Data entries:
——————
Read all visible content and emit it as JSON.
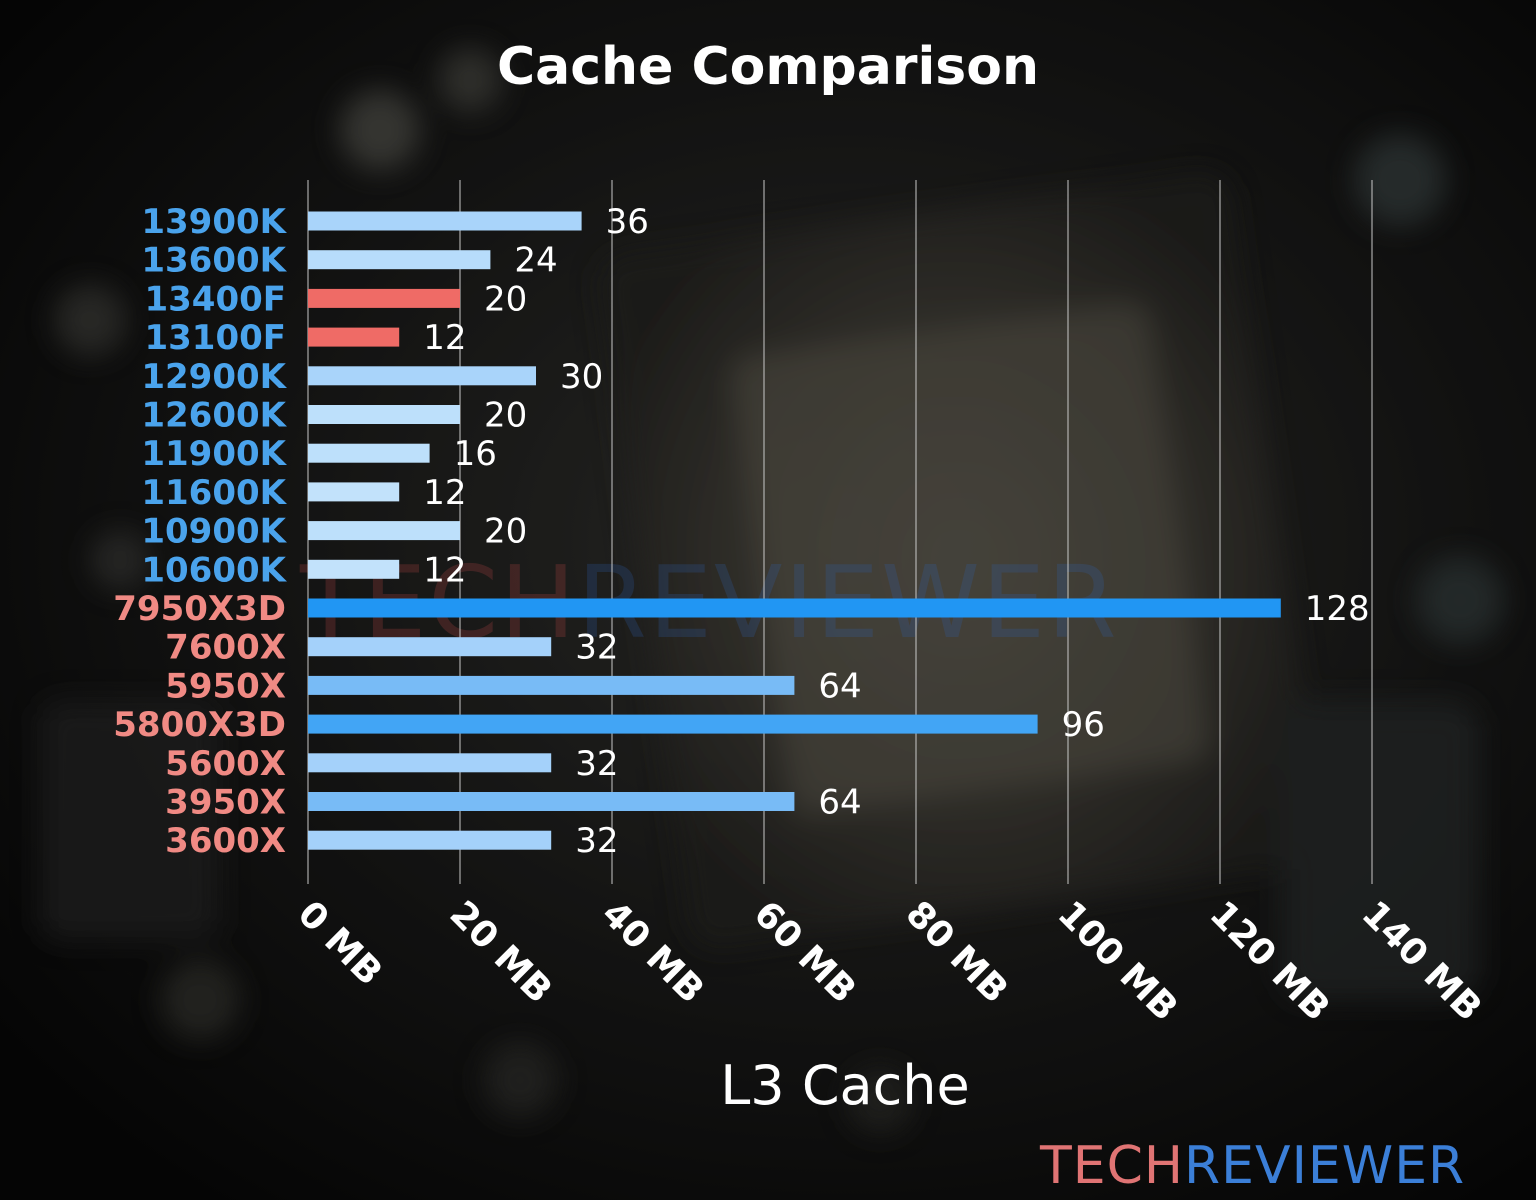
{
  "chart_data": {
    "type": "bar",
    "orientation": "horizontal",
    "title": "Cache Comparison",
    "xlabel": "L3 Cache",
    "ylabel": "",
    "xlim": [
      0,
      140
    ],
    "x_ticks": [
      {
        "value": 0,
        "label": "0 MB"
      },
      {
        "value": 20,
        "label": "20 MB"
      },
      {
        "value": 40,
        "label": "40 MB"
      },
      {
        "value": 60,
        "label": "60 MB"
      },
      {
        "value": 80,
        "label": "80 MB"
      },
      {
        "value": 100,
        "label": "100 MB"
      },
      {
        "value": 120,
        "label": "120 MB"
      },
      {
        "value": 140,
        "label": "140 MB"
      }
    ],
    "grid": "vertical",
    "legend": "none",
    "categories": [
      "13900K",
      "13600K",
      "13400F",
      "13100F",
      "12900K",
      "12600K",
      "11900K",
      "11600K",
      "10900K",
      "10600K",
      "7950X3D",
      "7600X",
      "5950X",
      "5800X3D",
      "5600X",
      "3950X",
      "3600X"
    ],
    "values": [
      36,
      24,
      20,
      12,
      30,
      20,
      16,
      12,
      20,
      12,
      128,
      32,
      64,
      96,
      32,
      64,
      32
    ],
    "value_labels": [
      "36",
      "24",
      "20",
      "12",
      "30",
      "20",
      "16",
      "12",
      "20",
      "12",
      "128",
      "32",
      "64",
      "96",
      "32",
      "64",
      "32"
    ],
    "category_colors": [
      "#4aa3ec",
      "#4aa3ec",
      "#4aa3ec",
      "#4aa3ec",
      "#4aa3ec",
      "#4aa3ec",
      "#4aa3ec",
      "#4aa3ec",
      "#4aa3ec",
      "#4aa3ec",
      "#f08a84",
      "#f08a84",
      "#f08a84",
      "#f08a84",
      "#f08a84",
      "#f08a84",
      "#f08a84"
    ],
    "bar_colors": [
      "#a9d4fa",
      "#b7dcfb",
      "#ef6b66",
      "#ef6b66",
      "#a9d4fa",
      "#bde0fb",
      "#bde0fb",
      "#c2e2fb",
      "#bde0fb",
      "#c2e2fb",
      "#2196f3",
      "#a4d1fa",
      "#78bbf6",
      "#42a5f5",
      "#a4d1fa",
      "#78bbf6",
      "#a4d1fa"
    ]
  },
  "watermark": {
    "part1": "TECH",
    "part2": "REVIEWER"
  },
  "logo": {
    "part1": "TECH",
    "part2": "REVIEWER"
  },
  "colors": {
    "title": "#ffffff",
    "value_label": "#ffffff",
    "tick_label": "#ffffff",
    "grid": "#cfcfcf",
    "logo_tech": "#e07474",
    "logo_reviewer": "#3b7fd8"
  }
}
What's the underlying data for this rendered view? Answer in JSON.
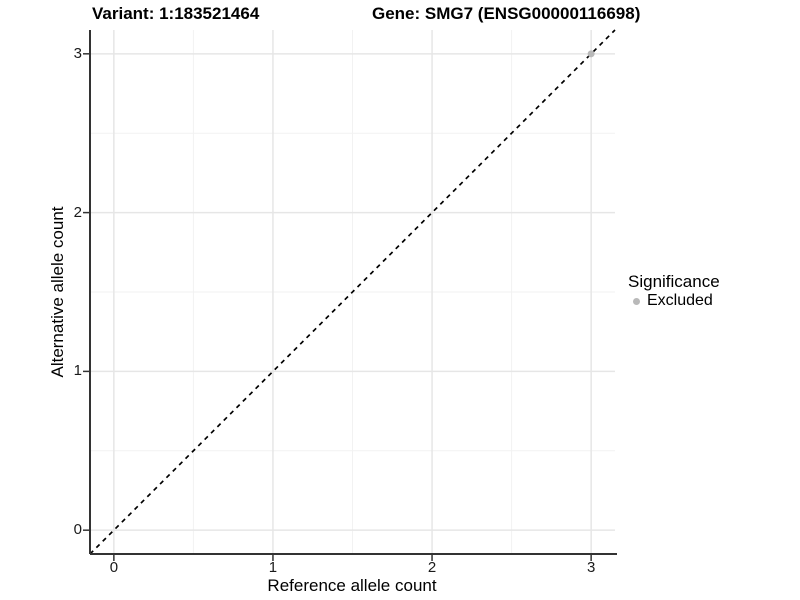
{
  "chart_data": {
    "type": "scatter",
    "titles": {
      "left": "Variant: 1:183521464",
      "right": "Gene: SMG7 (ENSG00000116698)"
    },
    "xlabel": "Reference allele count",
    "ylabel": "Alternative allele count",
    "xlim": [
      -0.15,
      3.15
    ],
    "ylim": [
      -0.15,
      3.15
    ],
    "x_ticks": [
      0,
      1,
      2,
      3
    ],
    "y_ticks": [
      0,
      1,
      2,
      3
    ],
    "x_minor": [
      0.5,
      1.5,
      2.5
    ],
    "y_minor": [
      0.5,
      1.5,
      2.5
    ],
    "grid": {
      "background": "#ffffff",
      "major_color": "#e6e6e6",
      "minor_color": "#f2f2f2"
    },
    "axis": {
      "line_color": "#333333",
      "tick_color": "#333333",
      "tick_label_color": "#1a1a1a"
    },
    "reference_line": {
      "style": "dashed",
      "slope": 1,
      "intercept": 0,
      "color": "#000000"
    },
    "series": [
      {
        "name": "Excluded",
        "color": "#b9b9b9",
        "points": [
          {
            "x": 3,
            "y": 3
          }
        ]
      }
    ],
    "legend": {
      "title": "Significance",
      "position": "right",
      "entries": [
        {
          "label": "Excluded",
          "color": "#b9b9b9"
        }
      ]
    }
  }
}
——————
▶ _Exercise brief_
Return all of the data exactly as written, and drop the pictures.

▶ _The solution_
Read all visible content and emit it as JSON.
{
  "chart_data": {
    "type": "bar",
    "orientation": "horizontal",
    "title": "Cache Comparison",
    "xlabel": "L3 Cache",
    "ylabel": "",
    "xlim": [
      0,
      140
    ],
    "x_ticks": [
      {
        "value": 0,
        "label": "0 MB"
      },
      {
        "value": 20,
        "label": "20 MB"
      },
      {
        "value": 40,
        "label": "40 MB"
      },
      {
        "value": 60,
        "label": "60 MB"
      },
      {
        "value": 80,
        "label": "80 MB"
      },
      {
        "value": 100,
        "label": "100 MB"
      },
      {
        "value": 120,
        "label": "120 MB"
      },
      {
        "value": 140,
        "label": "140 MB"
      }
    ],
    "grid": "vertical",
    "legend": "none",
    "categories": [
      "13900K",
      "13600K",
      "13400F",
      "13100F",
      "12900K",
      "12600K",
      "11900K",
      "11600K",
      "10900K",
      "10600K",
      "7950X3D",
      "7600X",
      "5950X",
      "5800X3D",
      "5600X",
      "3950X",
      "3600X"
    ],
    "values": [
      36,
      24,
      20,
      12,
      30,
      20,
      16,
      12,
      20,
      12,
      128,
      32,
      64,
      96,
      32,
      64,
      32
    ],
    "value_labels": [
      "36",
      "24",
      "20",
      "12",
      "30",
      "20",
      "16",
      "12",
      "20",
      "12",
      "128",
      "32",
      "64",
      "96",
      "32",
      "64",
      "32"
    ],
    "category_colors": [
      "#4aa3ec",
      "#4aa3ec",
      "#4aa3ec",
      "#4aa3ec",
      "#4aa3ec",
      "#4aa3ec",
      "#4aa3ec",
      "#4aa3ec",
      "#4aa3ec",
      "#4aa3ec",
      "#f08a84",
      "#f08a84",
      "#f08a84",
      "#f08a84",
      "#f08a84",
      "#f08a84",
      "#f08a84"
    ],
    "bar_colors": [
      "#a9d4fa",
      "#b7dcfb",
      "#ef6b66",
      "#ef6b66",
      "#a9d4fa",
      "#bde0fb",
      "#bde0fb",
      "#c2e2fb",
      "#bde0fb",
      "#c2e2fb",
      "#2196f3",
      "#a4d1fa",
      "#78bbf6",
      "#42a5f5",
      "#a4d1fa",
      "#78bbf6",
      "#a4d1fa"
    ]
  },
  "watermark": {
    "part1": "TECH",
    "part2": "REVIEWER"
  },
  "logo": {
    "part1": "TECH",
    "part2": "REVIEWER"
  },
  "colors": {
    "title": "#ffffff",
    "value_label": "#ffffff",
    "tick_label": "#ffffff",
    "grid": "#cfcfcf",
    "logo_tech": "#e07474",
    "logo_reviewer": "#3b7fd8"
  }
}
What's the underlying data for this rendered view? Answer in JSON.
{
  "chart_data": {
    "type": "scatter",
    "titles": {
      "left": "Variant: 1:183521464",
      "right": "Gene: SMG7 (ENSG00000116698)"
    },
    "xlabel": "Reference allele count",
    "ylabel": "Alternative allele count",
    "xlim": [
      -0.15,
      3.15
    ],
    "ylim": [
      -0.15,
      3.15
    ],
    "x_ticks": [
      0,
      1,
      2,
      3
    ],
    "y_ticks": [
      0,
      1,
      2,
      3
    ],
    "x_minor": [
      0.5,
      1.5,
      2.5
    ],
    "y_minor": [
      0.5,
      1.5,
      2.5
    ],
    "grid": {
      "background": "#ffffff",
      "major_color": "#e6e6e6",
      "minor_color": "#f2f2f2"
    },
    "axis": {
      "line_color": "#333333",
      "tick_color": "#333333",
      "tick_label_color": "#1a1a1a"
    },
    "reference_line": {
      "style": "dashed",
      "slope": 1,
      "intercept": 0,
      "color": "#000000"
    },
    "series": [
      {
        "name": "Excluded",
        "color": "#b9b9b9",
        "points": [
          {
            "x": 3,
            "y": 3
          }
        ]
      }
    ],
    "legend": {
      "title": "Significance",
      "position": "right",
      "entries": [
        {
          "label": "Excluded",
          "color": "#b9b9b9"
        }
      ]
    }
  }
}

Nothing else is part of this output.